What is required: Could you write out every entry exactly as it stands?

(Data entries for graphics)
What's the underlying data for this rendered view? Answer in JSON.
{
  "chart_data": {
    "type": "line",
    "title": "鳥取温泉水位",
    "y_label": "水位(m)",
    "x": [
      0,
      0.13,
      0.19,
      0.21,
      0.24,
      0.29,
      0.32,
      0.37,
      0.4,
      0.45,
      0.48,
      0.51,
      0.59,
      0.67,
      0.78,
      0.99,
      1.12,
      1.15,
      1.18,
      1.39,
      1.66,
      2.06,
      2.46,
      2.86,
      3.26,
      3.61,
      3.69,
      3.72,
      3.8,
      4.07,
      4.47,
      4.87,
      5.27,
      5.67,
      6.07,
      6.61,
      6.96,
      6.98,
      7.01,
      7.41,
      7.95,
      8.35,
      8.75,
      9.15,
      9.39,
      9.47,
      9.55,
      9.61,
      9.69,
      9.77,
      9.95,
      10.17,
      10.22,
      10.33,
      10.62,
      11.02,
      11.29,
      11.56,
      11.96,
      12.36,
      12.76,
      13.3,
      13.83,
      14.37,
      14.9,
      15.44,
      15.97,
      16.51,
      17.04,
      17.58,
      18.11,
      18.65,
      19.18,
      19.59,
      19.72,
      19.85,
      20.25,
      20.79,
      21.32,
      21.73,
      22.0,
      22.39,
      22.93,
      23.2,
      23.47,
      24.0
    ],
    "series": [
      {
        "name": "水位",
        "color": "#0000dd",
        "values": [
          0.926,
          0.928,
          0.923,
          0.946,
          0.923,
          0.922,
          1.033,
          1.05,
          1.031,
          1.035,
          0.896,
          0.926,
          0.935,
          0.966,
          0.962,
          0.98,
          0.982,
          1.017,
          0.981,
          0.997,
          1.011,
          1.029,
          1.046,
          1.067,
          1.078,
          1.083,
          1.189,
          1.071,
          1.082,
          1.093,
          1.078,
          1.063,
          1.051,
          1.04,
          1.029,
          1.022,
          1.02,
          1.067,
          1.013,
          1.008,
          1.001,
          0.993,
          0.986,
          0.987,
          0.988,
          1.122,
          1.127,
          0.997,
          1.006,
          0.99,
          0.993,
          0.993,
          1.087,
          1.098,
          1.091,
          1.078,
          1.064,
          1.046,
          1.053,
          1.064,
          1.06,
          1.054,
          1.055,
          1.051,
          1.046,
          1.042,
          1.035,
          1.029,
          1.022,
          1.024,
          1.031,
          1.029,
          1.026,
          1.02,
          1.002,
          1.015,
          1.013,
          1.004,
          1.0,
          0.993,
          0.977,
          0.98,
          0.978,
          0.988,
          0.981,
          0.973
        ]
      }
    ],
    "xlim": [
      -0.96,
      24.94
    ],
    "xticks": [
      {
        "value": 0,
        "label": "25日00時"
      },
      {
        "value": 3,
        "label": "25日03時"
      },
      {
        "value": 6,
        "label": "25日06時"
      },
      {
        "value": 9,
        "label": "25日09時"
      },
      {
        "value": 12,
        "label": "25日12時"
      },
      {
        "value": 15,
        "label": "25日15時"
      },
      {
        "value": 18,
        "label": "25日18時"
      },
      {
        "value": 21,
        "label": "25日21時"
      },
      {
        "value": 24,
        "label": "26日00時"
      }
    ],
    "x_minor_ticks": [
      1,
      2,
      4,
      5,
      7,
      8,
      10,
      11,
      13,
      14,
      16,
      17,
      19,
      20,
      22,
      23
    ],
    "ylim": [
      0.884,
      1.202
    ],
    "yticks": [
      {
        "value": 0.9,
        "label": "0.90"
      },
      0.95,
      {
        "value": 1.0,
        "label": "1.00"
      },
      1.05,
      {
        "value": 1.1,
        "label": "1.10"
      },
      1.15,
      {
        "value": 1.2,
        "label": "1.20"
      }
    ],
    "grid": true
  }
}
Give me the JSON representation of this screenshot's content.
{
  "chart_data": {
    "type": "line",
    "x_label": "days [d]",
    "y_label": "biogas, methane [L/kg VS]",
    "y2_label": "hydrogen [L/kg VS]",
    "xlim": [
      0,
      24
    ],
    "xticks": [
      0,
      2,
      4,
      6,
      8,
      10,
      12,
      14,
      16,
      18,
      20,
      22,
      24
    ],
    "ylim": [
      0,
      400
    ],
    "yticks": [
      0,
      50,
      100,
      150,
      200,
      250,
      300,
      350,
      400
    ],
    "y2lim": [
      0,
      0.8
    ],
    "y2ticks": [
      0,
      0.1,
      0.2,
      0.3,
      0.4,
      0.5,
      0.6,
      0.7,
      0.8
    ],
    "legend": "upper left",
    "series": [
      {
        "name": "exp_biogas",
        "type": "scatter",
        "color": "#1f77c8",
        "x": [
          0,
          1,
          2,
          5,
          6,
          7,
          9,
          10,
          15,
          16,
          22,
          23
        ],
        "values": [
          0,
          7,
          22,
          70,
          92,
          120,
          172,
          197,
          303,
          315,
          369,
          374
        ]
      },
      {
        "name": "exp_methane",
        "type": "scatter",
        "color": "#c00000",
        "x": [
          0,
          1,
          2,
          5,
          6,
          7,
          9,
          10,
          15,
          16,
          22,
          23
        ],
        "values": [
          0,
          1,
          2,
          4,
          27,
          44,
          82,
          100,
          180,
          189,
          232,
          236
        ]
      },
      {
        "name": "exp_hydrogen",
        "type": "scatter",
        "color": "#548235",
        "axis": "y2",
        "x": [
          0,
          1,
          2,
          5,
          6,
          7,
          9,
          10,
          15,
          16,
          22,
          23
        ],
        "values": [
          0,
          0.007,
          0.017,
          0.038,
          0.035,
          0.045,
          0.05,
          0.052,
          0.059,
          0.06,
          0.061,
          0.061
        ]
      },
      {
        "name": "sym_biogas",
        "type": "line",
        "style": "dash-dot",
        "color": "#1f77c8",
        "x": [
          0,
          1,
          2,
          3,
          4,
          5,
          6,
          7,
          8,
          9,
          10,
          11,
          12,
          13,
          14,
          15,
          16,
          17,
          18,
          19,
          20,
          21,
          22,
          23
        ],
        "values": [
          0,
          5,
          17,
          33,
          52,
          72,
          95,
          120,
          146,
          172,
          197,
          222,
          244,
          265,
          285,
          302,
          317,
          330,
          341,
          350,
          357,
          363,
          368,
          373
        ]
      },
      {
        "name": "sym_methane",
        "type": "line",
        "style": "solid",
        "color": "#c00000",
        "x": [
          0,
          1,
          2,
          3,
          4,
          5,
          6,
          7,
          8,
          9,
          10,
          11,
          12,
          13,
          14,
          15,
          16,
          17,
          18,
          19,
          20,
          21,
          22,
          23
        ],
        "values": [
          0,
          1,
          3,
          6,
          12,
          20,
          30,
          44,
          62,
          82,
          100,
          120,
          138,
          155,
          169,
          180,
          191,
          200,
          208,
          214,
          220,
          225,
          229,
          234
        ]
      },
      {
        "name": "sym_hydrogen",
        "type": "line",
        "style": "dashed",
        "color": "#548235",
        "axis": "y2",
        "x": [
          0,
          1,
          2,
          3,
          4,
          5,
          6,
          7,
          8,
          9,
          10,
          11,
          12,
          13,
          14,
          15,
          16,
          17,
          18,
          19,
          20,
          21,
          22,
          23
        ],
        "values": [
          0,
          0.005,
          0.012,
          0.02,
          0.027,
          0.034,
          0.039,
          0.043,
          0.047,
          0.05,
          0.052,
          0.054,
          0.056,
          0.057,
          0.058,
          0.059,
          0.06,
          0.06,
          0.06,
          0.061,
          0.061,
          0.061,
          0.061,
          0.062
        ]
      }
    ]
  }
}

Task output:
What's the underlying data for this rendered view? Answer in JSON.
{
  "chart_data": {
    "type": "line",
    "title": "鳥取温泉水位",
    "y_label": "水位(m)",
    "x": [
      0,
      0.13,
      0.19,
      0.21,
      0.24,
      0.29,
      0.32,
      0.37,
      0.4,
      0.45,
      0.48,
      0.51,
      0.59,
      0.67,
      0.78,
      0.99,
      1.12,
      1.15,
      1.18,
      1.39,
      1.66,
      2.06,
      2.46,
      2.86,
      3.26,
      3.61,
      3.69,
      3.72,
      3.8,
      4.07,
      4.47,
      4.87,
      5.27,
      5.67,
      6.07,
      6.61,
      6.96,
      6.98,
      7.01,
      7.41,
      7.95,
      8.35,
      8.75,
      9.15,
      9.39,
      9.47,
      9.55,
      9.61,
      9.69,
      9.77,
      9.95,
      10.17,
      10.22,
      10.33,
      10.62,
      11.02,
      11.29,
      11.56,
      11.96,
      12.36,
      12.76,
      13.3,
      13.83,
      14.37,
      14.9,
      15.44,
      15.97,
      16.51,
      17.04,
      17.58,
      18.11,
      18.65,
      19.18,
      19.59,
      19.72,
      19.85,
      20.25,
      20.79,
      21.32,
      21.73,
      22.0,
      22.39,
      22.93,
      23.2,
      23.47,
      24.0
    ],
    "series": [
      {
        "name": "水位",
        "color": "#0000dd",
        "values": [
          0.926,
          0.928,
          0.923,
          0.946,
          0.923,
          0.922,
          1.033,
          1.05,
          1.031,
          1.035,
          0.896,
          0.926,
          0.935,
          0.966,
          0.962,
          0.98,
          0.982,
          1.017,
          0.981,
          0.997,
          1.011,
          1.029,
          1.046,
          1.067,
          1.078,
          1.083,
          1.189,
          1.071,
          1.082,
          1.093,
          1.078,
          1.063,
          1.051,
          1.04,
          1.029,
          1.022,
          1.02,
          1.067,
          1.013,
          1.008,
          1.001,
          0.993,
          0.986,
          0.987,
          0.988,
          1.122,
          1.127,
          0.997,
          1.006,
          0.99,
          0.993,
          0.993,
          1.087,
          1.098,
          1.091,
          1.078,
          1.064,
          1.046,
          1.053,
          1.064,
          1.06,
          1.054,
          1.055,
          1.051,
          1.046,
          1.042,
          1.035,
          1.029,
          1.022,
          1.024,
          1.031,
          1.029,
          1.026,
          1.02,
          1.002,
          1.015,
          1.013,
          1.004,
          1.0,
          0.993,
          0.977,
          0.98,
          0.978,
          0.988,
          0.981,
          0.973
        ]
      }
    ],
    "xlim": [
      -0.96,
      24.94
    ],
    "xticks": [
      {
        "value": 0,
        "label": "25日00時"
      },
      {
        "value": 3,
        "label": "25日03時"
      },
      {
        "value": 6,
        "label": "25日06時"
      },
      {
        "value": 9,
        "label": "25日09時"
      },
      {
        "value": 12,
        "label": "25日12時"
      },
      {
        "value": 15,
        "label": "25日15時"
      },
      {
        "value": 18,
        "label": "25日18時"
      },
      {
        "value": 21,
        "label": "25日21時"
      },
      {
        "value": 24,
        "label": "26日00時"
      }
    ],
    "x_minor_ticks": [
      1,
      2,
      4,
      5,
      7,
      8,
      10,
      11,
      13,
      14,
      16,
      17,
      19,
      20,
      22,
      23
    ],
    "ylim": [
      0.884,
      1.202
    ],
    "yticks": [
      {
        "value": 0.9,
        "label": "0.90"
      },
      0.95,
      {
        "value": 1.0,
        "label": "1.00"
      },
      1.05,
      {
        "value": 1.1,
        "label": "1.10"
      },
      1.15,
      {
        "value": 1.2,
        "label": "1.20"
      }
    ],
    "grid": true
  }
}
Give me the JSON representation of this screenshot's content.
{
  "chart_data": {
    "type": "line",
    "x_label": "days [d]",
    "y_label": "biogas, methane [L/kg VS]",
    "y2_label": "hydrogen [L/kg VS]",
    "xlim": [
      0,
      24
    ],
    "xticks": [
      0,
      2,
      4,
      6,
      8,
      10,
      12,
      14,
      16,
      18,
      20,
      22,
      24
    ],
    "ylim": [
      0,
      400
    ],
    "yticks": [
      0,
      50,
      100,
      150,
      200,
      250,
      300,
      350,
      400
    ],
    "y2lim": [
      0,
      0.8
    ],
    "y2ticks": [
      0,
      0.1,
      0.2,
      0.3,
      0.4,
      0.5,
      0.6,
      0.7,
      0.8
    ],
    "legend": "upper left",
    "series": [
      {
        "name": "exp_biogas",
        "type": "scatter",
        "color": "#1f77c8",
        "x": [
          0,
          1,
          2,
          5,
          6,
          7,
          9,
          10,
          15,
          16,
          22,
          23
        ],
        "values": [
          0,
          7,
          22,
          70,
          92,
          120,
          172,
          197,
          303,
          315,
          369,
          374
        ]
      },
      {
        "name": "exp_methane",
        "type": "scatter",
        "color": "#c00000",
        "x": [
          0,
          1,
          2,
          5,
          6,
          7,
          9,
          10,
          15,
          16,
          22,
          23
        ],
        "values": [
          0,
          1,
          2,
          4,
          27,
          44,
          82,
          100,
          180,
          189,
          232,
          236
        ]
      },
      {
        "name": "exp_hydrogen",
        "type": "scatter",
        "color": "#548235",
        "axis": "y2",
        "x": [
          0,
          1,
          2,
          5,
          6,
          7,
          9,
          10,
          15,
          16,
          22,
          23
        ],
        "values": [
          0,
          0.007,
          0.017,
          0.038,
          0.035,
          0.045,
          0.05,
          0.052,
          0.059,
          0.06,
          0.061,
          0.061
        ]
      },
      {
        "name": "sym_biogas",
        "type": "line",
        "style": "dash-dot",
        "color": "#1f77c8",
        "x": [
          0,
          1,
          2,
          3,
          4,
          5,
          6,
          7,
          8,
          9,
          10,
          11,
          12,
          13,
          14,
          15,
          16,
          17,
          18,
          19,
          20,
          21,
          22,
          23
        ],
        "values": [
          0,
          5,
          17,
          33,
          52,
          72,
          95,
          120,
          146,
          172,
          197,
          222,
          244,
          265,
          285,
          302,
          317,
          330,
          341,
          350,
          357,
          363,
          368,
          373
        ]
      },
      {
        "name": "sym_methane",
        "type": "line",
        "style": "solid",
        "color": "#c00000",
        "x": [
          0,
          1,
          2,
          3,
          4,
          5,
          6,
          7,
          8,
          9,
          10,
          11,
          12,
          13,
          14,
          15,
          16,
          17,
          18,
          19,
          20,
          21,
          22,
          23
        ],
        "values": [
          0,
          1,
          3,
          6,
          12,
          20,
          30,
          44,
          62,
          82,
          100,
          120,
          138,
          155,
          169,
          180,
          191,
          200,
          208,
          214,
          220,
          225,
          229,
          234
        ]
      },
      {
        "name": "sym_hydrogen",
        "type": "line",
        "style": "dashed",
        "color": "#548235",
        "axis": "y2",
        "x": [
          0,
          1,
          2,
          3,
          4,
          5,
          6,
          7,
          8,
          9,
          10,
          11,
          12,
          13,
          14,
          15,
          16,
          17,
          18,
          19,
          20,
          21,
          22,
          23
        ],
        "values": [
          0,
          0.005,
          0.012,
          0.02,
          0.027,
          0.034,
          0.039,
          0.043,
          0.047,
          0.05,
          0.052,
          0.054,
          0.056,
          0.057,
          0.058,
          0.059,
          0.06,
          0.06,
          0.06,
          0.061,
          0.061,
          0.061,
          0.061,
          0.062
        ]
      }
    ]
  }
}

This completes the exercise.